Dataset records
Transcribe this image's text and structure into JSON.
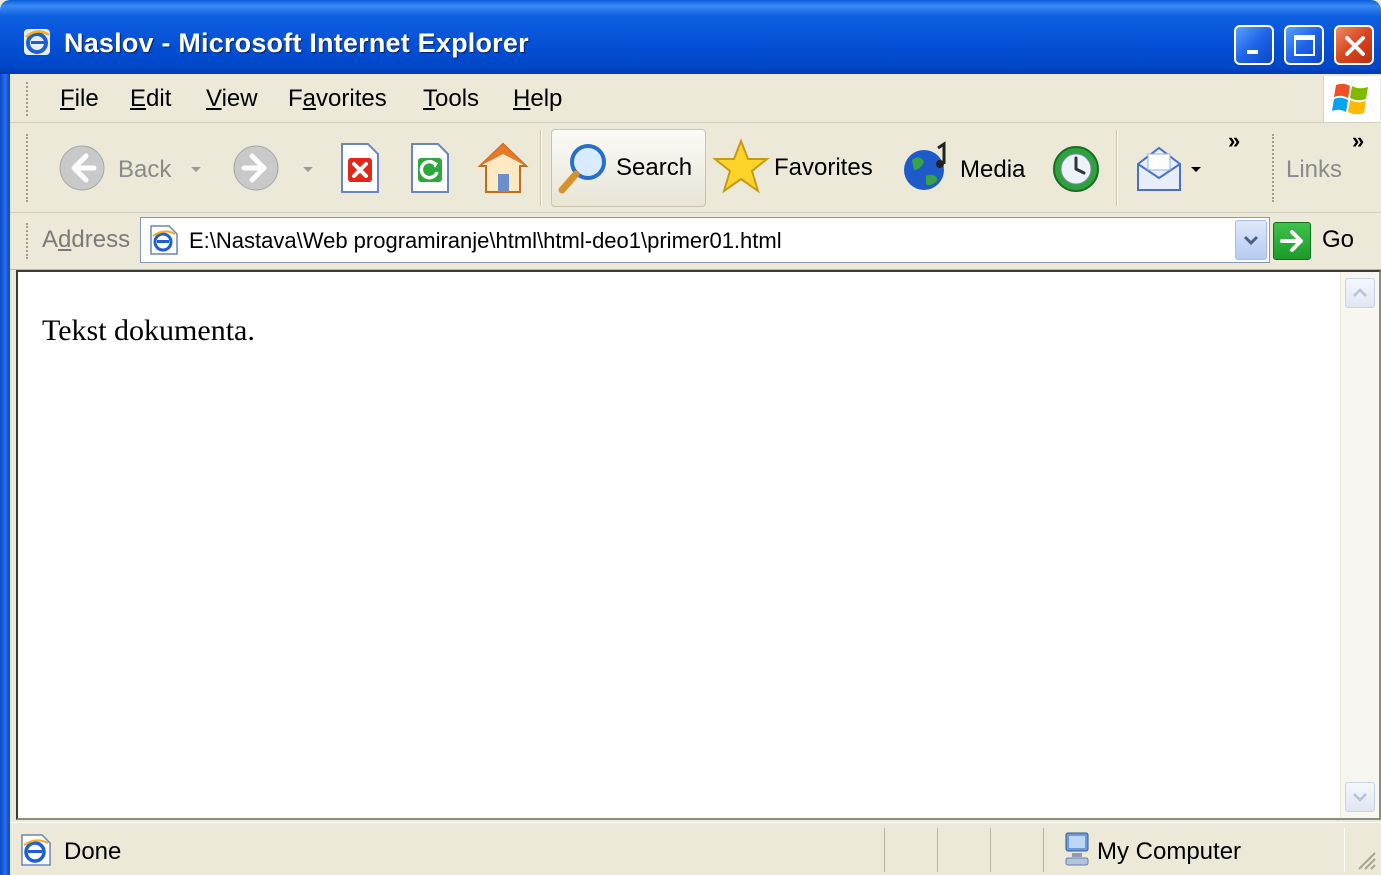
{
  "window": {
    "title": "Naslov - Microsoft Internet Explorer"
  },
  "menu": {
    "items": [
      {
        "label": "File",
        "accel": "F",
        "rest": "ile"
      },
      {
        "label": "Edit",
        "accel": "E",
        "rest": "dit"
      },
      {
        "label": "View",
        "accel": "V",
        "rest": "iew"
      },
      {
        "label": "Favorites",
        "pre": "F",
        "accel": "a",
        "rest": "vorites"
      },
      {
        "label": "Tools",
        "accel": "T",
        "rest": "ools"
      },
      {
        "label": "Help",
        "accel": "H",
        "rest": "elp"
      }
    ]
  },
  "toolbar": {
    "back_label": "Back",
    "search_label": "Search",
    "favorites_label": "Favorites",
    "media_label": "Media",
    "links_label": "Links",
    "chevron": "»"
  },
  "address": {
    "label_pre": "A",
    "label_accel": "d",
    "label_rest": "dress",
    "url": "E:\\Nastava\\Web programiranje\\html\\html-deo1\\primer01.html",
    "go_label": "Go"
  },
  "content": {
    "text": "Tekst dokumenta."
  },
  "status": {
    "text": "Done",
    "zone": "My Computer"
  },
  "colors": {
    "title_bar": "#0550d6",
    "chrome": "#ece9d8",
    "close_button": "#d8451e"
  }
}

**Task objective:** Isolate the lines above that contain the word "Favorites" and copy them.

**Written solution:**
        "label": "Favorites",
    "favorites_label": "Favorites",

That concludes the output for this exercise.